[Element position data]
begin

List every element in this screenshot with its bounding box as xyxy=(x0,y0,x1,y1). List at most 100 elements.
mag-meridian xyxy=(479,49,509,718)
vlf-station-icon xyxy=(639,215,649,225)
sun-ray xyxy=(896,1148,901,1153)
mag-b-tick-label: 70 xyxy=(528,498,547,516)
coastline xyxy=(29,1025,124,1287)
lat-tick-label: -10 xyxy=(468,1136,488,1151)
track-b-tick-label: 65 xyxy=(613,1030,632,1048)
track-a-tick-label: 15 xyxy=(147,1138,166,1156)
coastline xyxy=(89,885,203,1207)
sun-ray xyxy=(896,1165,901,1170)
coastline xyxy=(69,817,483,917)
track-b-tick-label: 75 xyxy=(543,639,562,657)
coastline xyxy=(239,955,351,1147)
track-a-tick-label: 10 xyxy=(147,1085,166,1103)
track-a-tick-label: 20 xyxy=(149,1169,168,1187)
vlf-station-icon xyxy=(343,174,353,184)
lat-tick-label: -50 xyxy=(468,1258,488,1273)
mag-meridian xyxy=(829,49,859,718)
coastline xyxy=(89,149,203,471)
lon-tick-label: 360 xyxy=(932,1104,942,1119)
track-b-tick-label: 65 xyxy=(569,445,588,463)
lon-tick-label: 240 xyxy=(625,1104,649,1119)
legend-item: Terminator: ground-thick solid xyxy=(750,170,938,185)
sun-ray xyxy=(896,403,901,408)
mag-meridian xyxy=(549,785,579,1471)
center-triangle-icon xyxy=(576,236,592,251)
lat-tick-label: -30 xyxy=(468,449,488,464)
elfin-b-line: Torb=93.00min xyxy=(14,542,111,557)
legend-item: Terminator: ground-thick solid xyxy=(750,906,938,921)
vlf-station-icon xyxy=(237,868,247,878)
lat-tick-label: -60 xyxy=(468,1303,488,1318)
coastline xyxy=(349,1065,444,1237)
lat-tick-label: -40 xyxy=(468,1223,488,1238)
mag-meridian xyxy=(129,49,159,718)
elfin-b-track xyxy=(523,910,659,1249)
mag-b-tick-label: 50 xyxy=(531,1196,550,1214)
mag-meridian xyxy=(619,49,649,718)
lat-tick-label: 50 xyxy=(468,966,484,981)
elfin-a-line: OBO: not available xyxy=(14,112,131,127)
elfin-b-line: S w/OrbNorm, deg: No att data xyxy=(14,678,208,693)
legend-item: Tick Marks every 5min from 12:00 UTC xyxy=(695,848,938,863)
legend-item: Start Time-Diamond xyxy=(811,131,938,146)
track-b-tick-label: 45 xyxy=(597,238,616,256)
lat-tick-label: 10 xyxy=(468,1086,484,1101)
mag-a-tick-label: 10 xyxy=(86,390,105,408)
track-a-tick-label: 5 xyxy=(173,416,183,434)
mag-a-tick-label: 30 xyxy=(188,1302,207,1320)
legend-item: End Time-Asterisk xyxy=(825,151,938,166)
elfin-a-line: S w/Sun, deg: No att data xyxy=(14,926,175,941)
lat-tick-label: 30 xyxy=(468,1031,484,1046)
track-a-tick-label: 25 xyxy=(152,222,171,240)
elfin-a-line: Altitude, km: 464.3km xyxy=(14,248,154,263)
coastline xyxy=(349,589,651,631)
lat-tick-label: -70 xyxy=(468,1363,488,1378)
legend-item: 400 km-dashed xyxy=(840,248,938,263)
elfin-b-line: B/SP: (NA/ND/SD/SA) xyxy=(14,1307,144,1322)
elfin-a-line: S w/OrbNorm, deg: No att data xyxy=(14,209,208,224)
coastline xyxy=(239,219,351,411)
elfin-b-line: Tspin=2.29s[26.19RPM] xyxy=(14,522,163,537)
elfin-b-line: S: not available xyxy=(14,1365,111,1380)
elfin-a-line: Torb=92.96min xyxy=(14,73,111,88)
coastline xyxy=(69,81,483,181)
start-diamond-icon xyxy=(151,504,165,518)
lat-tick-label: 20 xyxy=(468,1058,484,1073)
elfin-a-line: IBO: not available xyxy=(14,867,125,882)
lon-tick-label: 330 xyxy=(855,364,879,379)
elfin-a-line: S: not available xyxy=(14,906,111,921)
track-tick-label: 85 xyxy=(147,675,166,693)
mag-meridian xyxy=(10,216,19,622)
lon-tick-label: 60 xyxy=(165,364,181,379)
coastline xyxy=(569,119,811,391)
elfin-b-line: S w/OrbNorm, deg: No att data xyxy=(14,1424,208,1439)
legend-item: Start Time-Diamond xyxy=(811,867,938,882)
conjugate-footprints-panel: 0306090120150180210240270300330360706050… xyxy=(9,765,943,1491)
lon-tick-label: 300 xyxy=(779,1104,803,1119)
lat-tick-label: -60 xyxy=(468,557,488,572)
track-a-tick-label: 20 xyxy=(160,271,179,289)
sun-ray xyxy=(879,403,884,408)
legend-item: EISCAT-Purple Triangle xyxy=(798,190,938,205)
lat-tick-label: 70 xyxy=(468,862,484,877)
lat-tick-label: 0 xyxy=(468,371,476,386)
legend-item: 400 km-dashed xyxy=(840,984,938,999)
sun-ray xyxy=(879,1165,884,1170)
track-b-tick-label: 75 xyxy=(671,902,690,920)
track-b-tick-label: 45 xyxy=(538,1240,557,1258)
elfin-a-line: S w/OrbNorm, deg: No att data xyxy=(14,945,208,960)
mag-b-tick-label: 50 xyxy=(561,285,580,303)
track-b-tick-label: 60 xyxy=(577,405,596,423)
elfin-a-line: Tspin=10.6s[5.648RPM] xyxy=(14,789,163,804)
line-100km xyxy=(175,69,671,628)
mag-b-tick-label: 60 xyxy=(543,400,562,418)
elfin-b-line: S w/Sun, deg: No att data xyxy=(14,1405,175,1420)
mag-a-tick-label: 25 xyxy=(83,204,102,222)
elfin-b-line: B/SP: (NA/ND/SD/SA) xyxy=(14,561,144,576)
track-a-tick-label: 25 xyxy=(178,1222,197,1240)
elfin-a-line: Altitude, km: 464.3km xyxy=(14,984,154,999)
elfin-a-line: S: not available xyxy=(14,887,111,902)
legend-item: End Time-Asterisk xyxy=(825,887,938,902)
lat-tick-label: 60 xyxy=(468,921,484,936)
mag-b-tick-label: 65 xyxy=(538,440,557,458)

end

» Given exercise
Convert the data, from its first line up to and including the line that contains "center-triangle-icon xyxy=(576,236,592,251)", into a JSON list of strings with one string per line and no blank lines.

» Correct result
[
  "List every element in this screenshot with its bounding box as xyxy=(x0,y0,x1,y1). List at most 100 elements.",
  "mag-meridian xyxy=(479,49,509,718)",
  "vlf-station-icon xyxy=(639,215,649,225)",
  "sun-ray xyxy=(896,1148,901,1153)",
  "mag-b-tick-label: 70 xyxy=(528,498,547,516)",
  "coastline xyxy=(29,1025,124,1287)",
  "lat-tick-label: -10 xyxy=(468,1136,488,1151)",
  "track-b-tick-label: 65 xyxy=(613,1030,632,1048)",
  "track-a-tick-label: 15 xyxy=(147,1138,166,1156)",
  "coastline xyxy=(89,885,203,1207)",
  "sun-ray xyxy=(896,1165,901,1170)",
  "coastline xyxy=(69,817,483,917)",
  "track-b-tick-label: 75 xyxy=(543,639,562,657)",
  "coastline xyxy=(239,955,351,1147)",
  "track-a-tick-label: 10 xyxy=(147,1085,166,1103)",
  "track-a-tick-label: 20 xyxy=(149,1169,168,1187)",
  "vlf-station-icon xyxy=(343,174,353,184)",
  "lat-tick-label: -50 xyxy=(468,1258,488,1273)",
  "mag-meridian xyxy=(829,49,859,718)",
  "coastline xyxy=(89,149,203,471)",
  "lon-tick-label: 360 xyxy=(932,1104,942,1119)",
  "track-b-tick-label: 65 xyxy=(569,445,588,463)",
  "lon-tick-label: 240 xyxy=(625,1104,649,1119)",
  "legend-item: Terminator: ground-thick solid xyxy=(750,170,938,185)",
  "sun-ray xyxy=(896,403,901,408)",
  "mag-meridian xyxy=(549,785,579,1471)",
  "center-triangle-icon xyxy=(576,236,592,251)"
]